Task
Tally the lines in the data that follows that include the word "color", and report nothing but the total.

-- begin Information given --

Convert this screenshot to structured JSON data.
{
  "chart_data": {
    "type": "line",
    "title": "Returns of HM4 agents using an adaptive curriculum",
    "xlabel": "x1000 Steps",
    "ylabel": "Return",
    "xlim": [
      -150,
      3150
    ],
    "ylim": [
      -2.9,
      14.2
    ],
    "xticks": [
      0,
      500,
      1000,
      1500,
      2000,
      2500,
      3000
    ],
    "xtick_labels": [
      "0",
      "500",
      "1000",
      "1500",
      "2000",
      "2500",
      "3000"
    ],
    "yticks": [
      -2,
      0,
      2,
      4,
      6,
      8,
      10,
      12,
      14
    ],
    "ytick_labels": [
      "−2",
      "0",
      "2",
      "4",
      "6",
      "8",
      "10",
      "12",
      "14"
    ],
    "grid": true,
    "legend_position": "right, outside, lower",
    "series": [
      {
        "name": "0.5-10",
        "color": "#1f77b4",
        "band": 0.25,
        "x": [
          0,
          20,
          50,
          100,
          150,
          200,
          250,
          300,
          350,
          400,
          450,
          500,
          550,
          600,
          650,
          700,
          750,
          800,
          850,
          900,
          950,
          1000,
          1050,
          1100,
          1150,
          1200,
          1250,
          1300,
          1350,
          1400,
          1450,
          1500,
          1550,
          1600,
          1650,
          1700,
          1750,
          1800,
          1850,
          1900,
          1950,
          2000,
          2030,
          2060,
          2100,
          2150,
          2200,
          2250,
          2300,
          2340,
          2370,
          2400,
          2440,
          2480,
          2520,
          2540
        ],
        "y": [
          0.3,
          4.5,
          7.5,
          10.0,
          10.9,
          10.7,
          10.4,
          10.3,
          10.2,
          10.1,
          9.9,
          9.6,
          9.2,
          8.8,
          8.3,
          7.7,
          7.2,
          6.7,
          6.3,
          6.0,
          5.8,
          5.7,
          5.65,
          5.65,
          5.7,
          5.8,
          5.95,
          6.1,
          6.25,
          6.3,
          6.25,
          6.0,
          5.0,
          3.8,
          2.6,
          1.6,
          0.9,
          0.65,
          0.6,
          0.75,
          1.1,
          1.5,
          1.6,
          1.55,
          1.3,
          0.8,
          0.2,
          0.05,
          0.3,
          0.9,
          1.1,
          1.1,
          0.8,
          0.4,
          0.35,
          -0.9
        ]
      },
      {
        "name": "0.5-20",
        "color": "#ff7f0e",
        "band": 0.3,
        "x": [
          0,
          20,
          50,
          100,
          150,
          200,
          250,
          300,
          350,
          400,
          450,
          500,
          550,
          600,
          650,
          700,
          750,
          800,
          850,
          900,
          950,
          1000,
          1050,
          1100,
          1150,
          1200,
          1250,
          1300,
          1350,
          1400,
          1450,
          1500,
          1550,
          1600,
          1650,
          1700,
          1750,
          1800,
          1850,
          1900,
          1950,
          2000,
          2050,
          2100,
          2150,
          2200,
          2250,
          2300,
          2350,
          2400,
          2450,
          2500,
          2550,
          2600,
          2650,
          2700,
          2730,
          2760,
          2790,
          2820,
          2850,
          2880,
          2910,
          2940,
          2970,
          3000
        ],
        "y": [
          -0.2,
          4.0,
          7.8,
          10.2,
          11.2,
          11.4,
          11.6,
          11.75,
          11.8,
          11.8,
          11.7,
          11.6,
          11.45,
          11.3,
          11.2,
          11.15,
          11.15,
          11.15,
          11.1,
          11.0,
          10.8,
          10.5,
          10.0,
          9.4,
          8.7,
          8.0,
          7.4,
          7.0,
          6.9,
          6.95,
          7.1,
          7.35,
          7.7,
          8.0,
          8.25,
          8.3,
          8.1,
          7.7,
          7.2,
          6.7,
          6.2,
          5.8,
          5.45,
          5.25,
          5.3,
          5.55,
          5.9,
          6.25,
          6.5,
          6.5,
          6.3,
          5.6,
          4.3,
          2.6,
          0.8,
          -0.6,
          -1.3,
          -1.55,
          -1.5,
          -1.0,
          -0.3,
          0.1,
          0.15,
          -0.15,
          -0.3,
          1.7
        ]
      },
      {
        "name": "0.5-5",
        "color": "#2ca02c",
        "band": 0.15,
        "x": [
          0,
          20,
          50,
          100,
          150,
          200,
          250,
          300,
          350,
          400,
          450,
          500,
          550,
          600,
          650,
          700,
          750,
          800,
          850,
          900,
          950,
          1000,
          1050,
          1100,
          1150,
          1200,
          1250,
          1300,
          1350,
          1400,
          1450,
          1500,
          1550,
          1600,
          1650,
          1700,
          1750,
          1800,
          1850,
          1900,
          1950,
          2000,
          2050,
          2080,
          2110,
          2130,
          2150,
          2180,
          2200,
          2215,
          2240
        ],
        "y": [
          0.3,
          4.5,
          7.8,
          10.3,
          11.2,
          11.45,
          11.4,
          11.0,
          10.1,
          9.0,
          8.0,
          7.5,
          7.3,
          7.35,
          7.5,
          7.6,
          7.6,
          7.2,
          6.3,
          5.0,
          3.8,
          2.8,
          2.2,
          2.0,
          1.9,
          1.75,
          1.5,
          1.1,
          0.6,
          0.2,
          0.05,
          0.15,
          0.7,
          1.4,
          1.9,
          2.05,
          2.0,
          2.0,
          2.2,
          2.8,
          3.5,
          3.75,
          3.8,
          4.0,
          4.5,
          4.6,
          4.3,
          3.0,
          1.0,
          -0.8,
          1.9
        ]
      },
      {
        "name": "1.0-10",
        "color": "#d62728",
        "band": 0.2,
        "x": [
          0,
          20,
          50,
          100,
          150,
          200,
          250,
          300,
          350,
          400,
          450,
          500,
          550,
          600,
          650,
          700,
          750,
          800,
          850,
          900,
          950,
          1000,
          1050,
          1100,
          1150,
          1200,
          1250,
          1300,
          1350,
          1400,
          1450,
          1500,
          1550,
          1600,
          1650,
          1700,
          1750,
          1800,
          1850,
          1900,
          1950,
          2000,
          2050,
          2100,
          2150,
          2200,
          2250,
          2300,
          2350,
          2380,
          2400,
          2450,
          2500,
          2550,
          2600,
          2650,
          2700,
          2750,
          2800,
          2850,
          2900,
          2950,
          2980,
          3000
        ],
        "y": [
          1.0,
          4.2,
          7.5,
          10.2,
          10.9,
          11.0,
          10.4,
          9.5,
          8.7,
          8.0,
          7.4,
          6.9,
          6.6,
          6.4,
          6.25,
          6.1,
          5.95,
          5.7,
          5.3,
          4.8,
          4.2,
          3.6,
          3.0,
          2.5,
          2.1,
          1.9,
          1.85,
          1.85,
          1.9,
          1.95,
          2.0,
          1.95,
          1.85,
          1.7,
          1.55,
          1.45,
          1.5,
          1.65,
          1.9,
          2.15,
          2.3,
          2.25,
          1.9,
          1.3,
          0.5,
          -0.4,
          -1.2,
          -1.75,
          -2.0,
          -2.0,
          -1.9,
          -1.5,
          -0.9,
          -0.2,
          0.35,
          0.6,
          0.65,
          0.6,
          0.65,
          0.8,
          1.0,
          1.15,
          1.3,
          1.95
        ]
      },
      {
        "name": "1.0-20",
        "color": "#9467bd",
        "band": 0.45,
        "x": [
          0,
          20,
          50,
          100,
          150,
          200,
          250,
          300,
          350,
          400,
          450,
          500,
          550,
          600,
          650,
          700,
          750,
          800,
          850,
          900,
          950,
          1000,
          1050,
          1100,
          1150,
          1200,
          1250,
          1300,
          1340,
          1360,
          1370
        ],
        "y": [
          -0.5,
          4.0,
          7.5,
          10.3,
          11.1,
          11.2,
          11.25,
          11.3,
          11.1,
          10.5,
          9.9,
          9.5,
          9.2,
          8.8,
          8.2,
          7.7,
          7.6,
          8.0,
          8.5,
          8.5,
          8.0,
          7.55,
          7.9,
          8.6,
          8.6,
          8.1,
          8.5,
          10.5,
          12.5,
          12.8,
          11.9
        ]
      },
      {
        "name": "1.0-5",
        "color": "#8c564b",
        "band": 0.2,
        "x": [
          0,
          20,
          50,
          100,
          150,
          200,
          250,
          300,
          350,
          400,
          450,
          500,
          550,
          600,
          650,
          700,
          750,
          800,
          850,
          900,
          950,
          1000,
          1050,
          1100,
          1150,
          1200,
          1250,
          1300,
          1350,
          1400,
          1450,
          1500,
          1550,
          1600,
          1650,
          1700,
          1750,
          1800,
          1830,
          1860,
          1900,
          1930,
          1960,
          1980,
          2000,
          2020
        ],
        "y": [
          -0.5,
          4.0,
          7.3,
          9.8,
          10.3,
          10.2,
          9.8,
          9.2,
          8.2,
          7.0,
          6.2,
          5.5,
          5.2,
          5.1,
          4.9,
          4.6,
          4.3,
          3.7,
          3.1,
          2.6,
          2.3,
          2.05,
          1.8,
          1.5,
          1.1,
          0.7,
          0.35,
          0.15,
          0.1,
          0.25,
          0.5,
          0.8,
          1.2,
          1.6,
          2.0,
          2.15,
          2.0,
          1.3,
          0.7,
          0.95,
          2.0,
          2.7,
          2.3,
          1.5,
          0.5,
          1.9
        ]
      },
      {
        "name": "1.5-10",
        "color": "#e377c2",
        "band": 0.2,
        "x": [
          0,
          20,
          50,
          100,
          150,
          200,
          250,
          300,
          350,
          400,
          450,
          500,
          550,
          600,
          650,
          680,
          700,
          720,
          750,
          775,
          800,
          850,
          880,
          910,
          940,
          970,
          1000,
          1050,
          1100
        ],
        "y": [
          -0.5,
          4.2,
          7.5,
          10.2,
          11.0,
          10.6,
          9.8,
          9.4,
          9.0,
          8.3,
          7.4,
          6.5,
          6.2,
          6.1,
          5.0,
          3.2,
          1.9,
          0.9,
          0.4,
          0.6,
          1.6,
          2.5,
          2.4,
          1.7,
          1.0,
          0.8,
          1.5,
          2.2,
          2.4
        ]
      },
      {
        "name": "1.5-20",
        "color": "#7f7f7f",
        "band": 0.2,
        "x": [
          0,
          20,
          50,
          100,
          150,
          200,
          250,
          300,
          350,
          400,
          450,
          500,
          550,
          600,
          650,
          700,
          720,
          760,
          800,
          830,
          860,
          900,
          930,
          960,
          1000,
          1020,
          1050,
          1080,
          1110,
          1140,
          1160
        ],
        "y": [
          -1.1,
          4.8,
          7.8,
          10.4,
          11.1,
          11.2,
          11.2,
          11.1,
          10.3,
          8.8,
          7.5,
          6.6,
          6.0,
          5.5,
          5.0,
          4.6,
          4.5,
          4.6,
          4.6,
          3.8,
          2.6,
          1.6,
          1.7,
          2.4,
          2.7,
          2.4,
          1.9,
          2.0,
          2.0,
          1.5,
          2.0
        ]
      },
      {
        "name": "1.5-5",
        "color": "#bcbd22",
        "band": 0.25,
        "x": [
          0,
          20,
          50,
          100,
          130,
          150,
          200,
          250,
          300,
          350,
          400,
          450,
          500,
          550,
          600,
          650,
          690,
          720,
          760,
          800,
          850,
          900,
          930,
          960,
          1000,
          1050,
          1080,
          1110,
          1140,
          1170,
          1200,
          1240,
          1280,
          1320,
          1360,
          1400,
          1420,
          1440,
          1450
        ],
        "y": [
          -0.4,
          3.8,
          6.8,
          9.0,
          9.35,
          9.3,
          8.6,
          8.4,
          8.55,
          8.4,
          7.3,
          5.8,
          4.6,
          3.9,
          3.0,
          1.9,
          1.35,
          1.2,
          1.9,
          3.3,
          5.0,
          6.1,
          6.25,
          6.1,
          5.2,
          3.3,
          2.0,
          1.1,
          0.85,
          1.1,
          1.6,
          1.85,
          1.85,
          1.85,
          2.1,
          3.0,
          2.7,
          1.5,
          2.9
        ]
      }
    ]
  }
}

-- end Information given --

Task response
9